**SUPPLIED ENTRIES**
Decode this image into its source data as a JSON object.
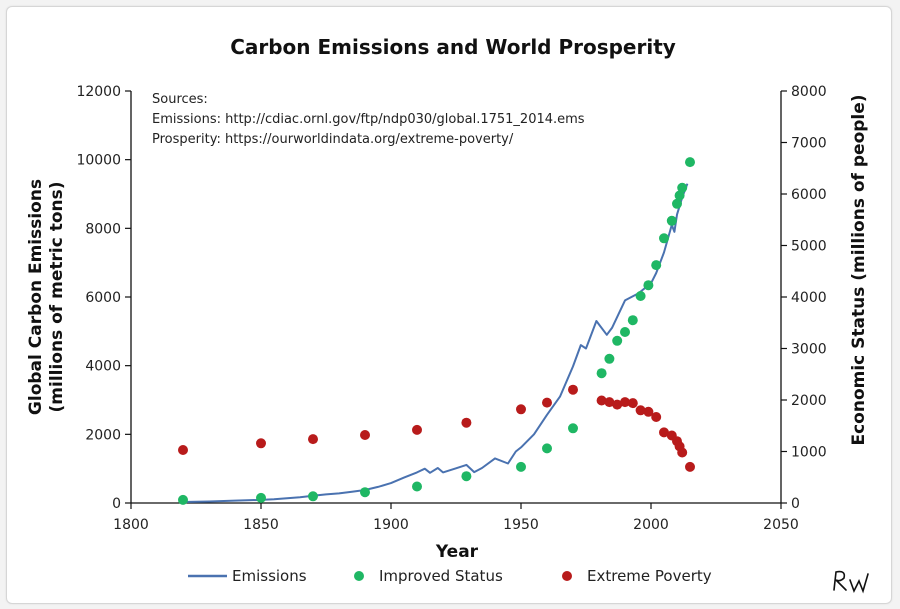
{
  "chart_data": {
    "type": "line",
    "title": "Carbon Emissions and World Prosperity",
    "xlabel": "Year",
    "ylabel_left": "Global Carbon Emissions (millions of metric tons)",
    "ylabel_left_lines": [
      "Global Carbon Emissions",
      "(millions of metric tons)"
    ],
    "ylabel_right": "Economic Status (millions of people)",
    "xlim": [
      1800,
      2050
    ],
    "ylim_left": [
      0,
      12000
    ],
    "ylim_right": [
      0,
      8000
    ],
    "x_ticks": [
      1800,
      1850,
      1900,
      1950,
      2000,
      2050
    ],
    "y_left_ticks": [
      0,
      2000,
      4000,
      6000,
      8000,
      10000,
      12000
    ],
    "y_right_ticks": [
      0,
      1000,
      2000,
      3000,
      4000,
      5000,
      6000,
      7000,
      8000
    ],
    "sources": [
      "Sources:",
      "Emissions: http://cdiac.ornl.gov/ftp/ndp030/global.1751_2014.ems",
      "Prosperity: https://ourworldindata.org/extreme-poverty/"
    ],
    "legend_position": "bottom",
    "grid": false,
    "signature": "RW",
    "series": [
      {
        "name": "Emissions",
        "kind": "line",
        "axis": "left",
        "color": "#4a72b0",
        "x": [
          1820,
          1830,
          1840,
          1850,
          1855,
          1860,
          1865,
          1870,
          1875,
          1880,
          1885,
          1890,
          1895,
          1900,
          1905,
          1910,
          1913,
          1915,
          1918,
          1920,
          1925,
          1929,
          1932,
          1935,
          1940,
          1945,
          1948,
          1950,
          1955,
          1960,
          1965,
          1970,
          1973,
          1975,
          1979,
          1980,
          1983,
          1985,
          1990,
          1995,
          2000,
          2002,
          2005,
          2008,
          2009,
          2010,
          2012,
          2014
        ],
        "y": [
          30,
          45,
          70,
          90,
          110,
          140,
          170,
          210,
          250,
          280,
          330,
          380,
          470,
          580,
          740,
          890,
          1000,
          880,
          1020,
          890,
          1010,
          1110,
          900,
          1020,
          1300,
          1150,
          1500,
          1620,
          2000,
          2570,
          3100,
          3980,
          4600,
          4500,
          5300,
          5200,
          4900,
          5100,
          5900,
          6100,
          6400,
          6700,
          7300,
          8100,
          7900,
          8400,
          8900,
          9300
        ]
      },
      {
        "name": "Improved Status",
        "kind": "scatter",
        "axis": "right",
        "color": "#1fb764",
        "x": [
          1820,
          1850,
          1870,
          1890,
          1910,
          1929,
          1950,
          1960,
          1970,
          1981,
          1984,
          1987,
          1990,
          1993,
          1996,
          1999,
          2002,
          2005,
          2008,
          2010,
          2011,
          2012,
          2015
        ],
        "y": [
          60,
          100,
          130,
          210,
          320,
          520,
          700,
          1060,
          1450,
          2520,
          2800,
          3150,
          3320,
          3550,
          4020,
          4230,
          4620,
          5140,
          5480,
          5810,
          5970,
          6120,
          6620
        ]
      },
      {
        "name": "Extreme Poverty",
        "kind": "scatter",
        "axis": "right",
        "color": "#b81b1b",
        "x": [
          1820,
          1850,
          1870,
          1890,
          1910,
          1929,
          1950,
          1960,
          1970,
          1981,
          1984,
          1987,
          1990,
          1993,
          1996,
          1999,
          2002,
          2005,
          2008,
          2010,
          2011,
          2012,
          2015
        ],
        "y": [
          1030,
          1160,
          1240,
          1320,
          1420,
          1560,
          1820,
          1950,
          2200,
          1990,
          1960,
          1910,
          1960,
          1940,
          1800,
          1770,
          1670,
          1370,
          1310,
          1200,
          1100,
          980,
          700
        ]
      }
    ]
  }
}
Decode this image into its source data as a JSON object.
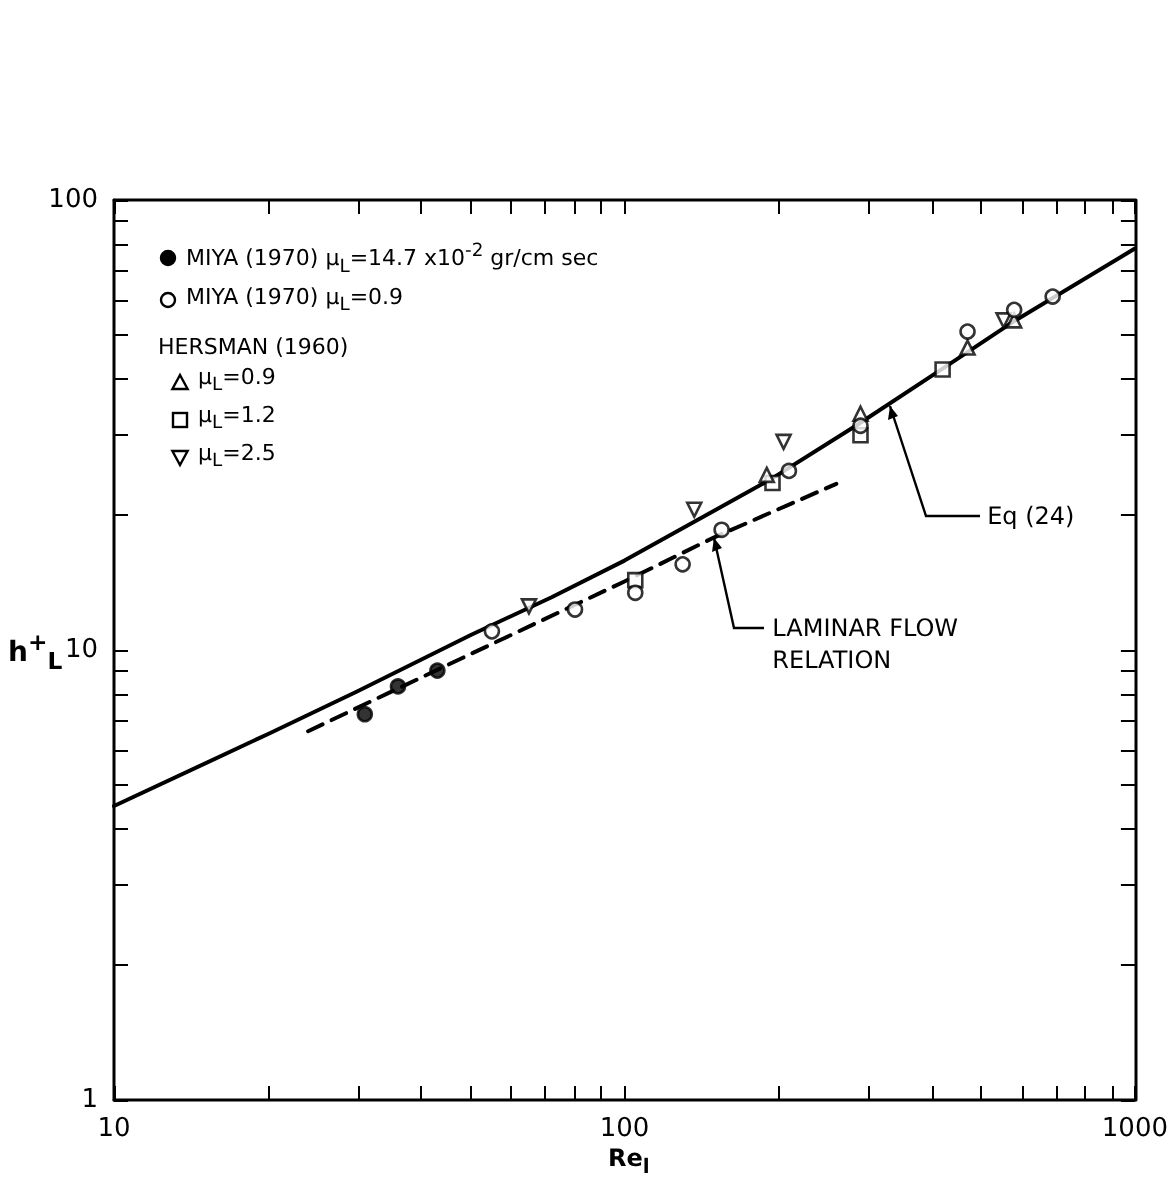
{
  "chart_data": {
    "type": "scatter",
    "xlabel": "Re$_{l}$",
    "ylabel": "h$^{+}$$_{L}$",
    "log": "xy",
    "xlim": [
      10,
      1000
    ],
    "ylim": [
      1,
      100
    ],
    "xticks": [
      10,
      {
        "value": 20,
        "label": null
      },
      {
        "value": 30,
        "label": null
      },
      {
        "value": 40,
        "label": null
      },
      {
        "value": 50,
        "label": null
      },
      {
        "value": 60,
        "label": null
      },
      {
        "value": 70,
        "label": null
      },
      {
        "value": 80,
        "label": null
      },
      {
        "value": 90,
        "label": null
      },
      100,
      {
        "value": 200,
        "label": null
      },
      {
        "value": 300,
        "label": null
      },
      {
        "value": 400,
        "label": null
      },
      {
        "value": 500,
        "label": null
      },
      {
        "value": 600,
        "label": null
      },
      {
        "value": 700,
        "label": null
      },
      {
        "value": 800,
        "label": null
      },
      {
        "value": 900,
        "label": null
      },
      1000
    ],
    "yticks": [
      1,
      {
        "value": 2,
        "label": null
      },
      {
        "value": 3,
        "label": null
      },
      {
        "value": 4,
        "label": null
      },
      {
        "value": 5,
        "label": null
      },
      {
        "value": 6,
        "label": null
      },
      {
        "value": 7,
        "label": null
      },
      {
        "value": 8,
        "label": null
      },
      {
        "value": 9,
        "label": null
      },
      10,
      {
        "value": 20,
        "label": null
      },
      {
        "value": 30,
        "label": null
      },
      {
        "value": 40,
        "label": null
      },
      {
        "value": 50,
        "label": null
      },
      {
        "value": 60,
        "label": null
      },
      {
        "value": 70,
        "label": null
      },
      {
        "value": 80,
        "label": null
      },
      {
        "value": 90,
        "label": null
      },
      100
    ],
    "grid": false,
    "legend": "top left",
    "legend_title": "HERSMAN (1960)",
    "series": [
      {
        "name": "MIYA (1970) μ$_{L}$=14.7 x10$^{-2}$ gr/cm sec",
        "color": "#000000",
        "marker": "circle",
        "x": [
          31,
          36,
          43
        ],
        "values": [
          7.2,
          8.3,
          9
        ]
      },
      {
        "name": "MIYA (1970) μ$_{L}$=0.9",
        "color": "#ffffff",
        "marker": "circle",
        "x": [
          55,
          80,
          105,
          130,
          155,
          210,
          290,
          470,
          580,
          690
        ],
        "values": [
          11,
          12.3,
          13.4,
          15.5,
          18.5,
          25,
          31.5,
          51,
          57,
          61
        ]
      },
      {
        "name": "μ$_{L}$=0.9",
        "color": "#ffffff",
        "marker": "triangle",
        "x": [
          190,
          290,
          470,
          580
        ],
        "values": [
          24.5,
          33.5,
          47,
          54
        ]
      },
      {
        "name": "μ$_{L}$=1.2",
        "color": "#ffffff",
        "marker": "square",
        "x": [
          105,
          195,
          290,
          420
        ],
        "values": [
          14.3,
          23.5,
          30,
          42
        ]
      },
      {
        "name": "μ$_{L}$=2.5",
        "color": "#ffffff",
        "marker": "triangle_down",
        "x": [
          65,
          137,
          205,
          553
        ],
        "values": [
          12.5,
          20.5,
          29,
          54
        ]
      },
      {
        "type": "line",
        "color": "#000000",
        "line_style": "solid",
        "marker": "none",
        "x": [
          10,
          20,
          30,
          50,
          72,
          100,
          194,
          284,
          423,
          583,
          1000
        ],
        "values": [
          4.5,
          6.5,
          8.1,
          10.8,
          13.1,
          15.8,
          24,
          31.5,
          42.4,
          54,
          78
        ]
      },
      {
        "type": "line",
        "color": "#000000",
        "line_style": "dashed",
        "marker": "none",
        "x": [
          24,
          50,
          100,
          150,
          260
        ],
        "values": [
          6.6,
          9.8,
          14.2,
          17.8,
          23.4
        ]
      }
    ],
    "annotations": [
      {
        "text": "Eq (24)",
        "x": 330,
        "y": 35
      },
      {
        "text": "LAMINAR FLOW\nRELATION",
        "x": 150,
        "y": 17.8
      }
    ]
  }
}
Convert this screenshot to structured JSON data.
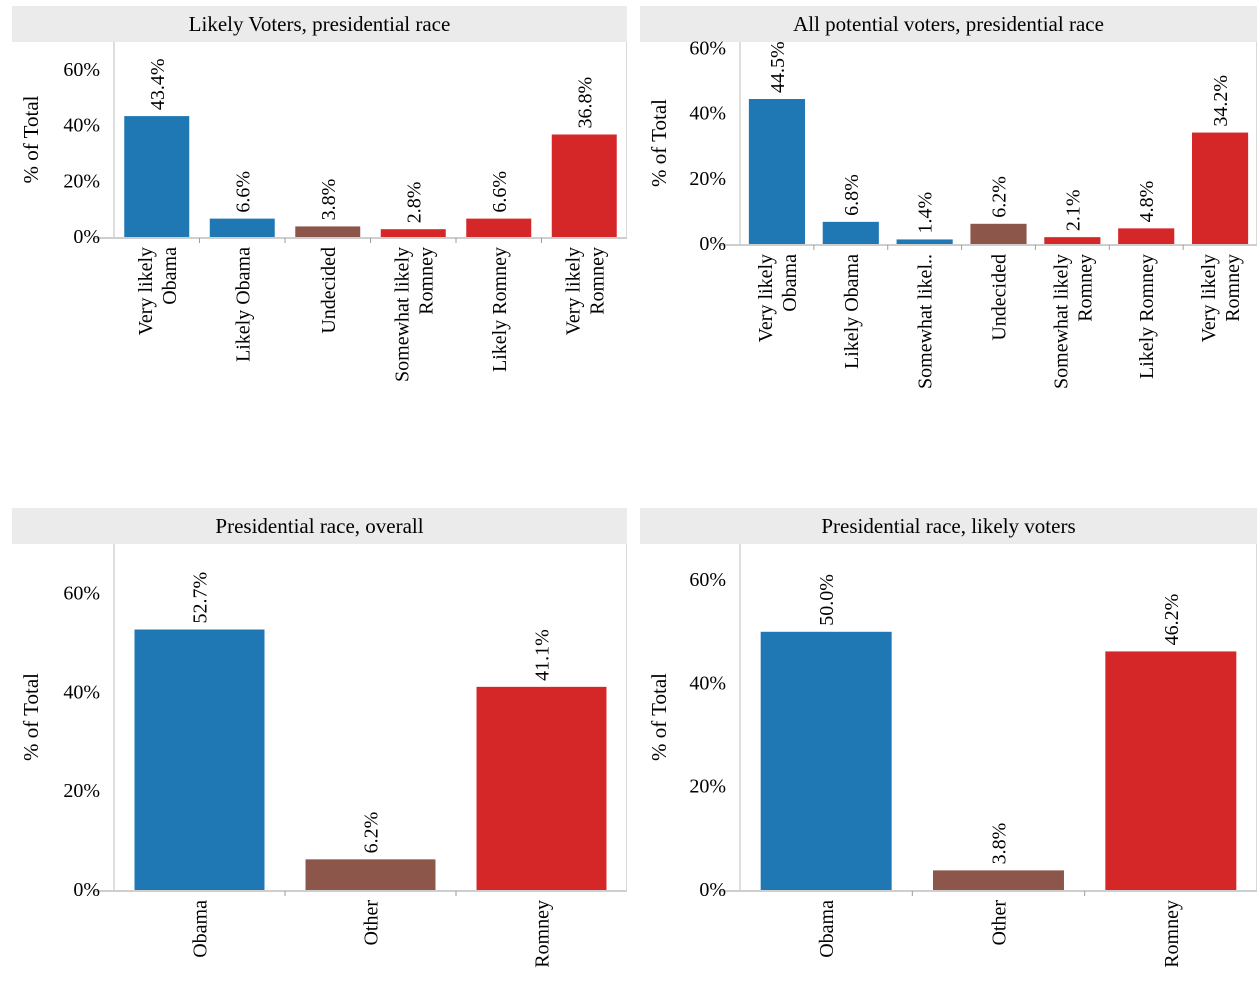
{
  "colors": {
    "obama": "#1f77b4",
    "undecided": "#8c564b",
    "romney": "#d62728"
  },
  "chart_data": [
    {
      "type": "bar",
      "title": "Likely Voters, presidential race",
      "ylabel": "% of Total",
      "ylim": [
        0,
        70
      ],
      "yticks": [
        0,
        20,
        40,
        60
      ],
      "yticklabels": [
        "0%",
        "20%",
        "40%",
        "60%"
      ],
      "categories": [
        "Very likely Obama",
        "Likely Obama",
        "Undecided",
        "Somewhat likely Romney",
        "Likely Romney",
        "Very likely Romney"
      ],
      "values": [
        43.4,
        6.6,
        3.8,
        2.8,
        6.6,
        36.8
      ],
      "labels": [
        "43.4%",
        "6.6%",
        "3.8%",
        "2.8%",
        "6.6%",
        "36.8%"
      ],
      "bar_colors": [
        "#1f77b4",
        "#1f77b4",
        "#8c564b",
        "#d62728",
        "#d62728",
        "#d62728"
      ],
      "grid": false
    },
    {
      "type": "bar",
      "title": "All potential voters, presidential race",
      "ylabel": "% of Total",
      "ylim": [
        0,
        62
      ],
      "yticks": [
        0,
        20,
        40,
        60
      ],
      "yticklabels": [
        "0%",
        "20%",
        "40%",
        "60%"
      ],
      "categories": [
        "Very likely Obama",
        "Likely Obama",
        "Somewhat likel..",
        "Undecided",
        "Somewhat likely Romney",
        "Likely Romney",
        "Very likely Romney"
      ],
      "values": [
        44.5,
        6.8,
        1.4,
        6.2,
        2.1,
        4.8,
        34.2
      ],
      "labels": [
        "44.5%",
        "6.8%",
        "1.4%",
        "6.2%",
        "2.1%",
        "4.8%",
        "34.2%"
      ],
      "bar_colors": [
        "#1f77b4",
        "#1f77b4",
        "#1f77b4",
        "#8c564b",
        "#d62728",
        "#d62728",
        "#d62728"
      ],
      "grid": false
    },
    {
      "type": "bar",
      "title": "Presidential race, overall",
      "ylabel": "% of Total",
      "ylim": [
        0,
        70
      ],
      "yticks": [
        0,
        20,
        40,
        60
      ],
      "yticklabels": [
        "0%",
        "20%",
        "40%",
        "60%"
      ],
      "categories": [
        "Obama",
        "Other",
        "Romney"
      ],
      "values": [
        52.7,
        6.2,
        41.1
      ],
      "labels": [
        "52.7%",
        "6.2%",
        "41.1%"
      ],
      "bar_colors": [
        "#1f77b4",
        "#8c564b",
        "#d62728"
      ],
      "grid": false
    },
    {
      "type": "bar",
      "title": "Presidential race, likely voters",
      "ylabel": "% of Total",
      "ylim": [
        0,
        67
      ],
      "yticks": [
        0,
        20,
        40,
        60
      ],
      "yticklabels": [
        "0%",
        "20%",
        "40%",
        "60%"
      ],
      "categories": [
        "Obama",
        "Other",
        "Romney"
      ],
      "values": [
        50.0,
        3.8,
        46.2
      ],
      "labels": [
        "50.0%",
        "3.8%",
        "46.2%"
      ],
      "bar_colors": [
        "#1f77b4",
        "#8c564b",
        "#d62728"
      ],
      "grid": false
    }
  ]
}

**WORK TO DO**
Within the entries above, report how many lines include "name", and keep the answer to the number.

**FINAL ANSWER**
8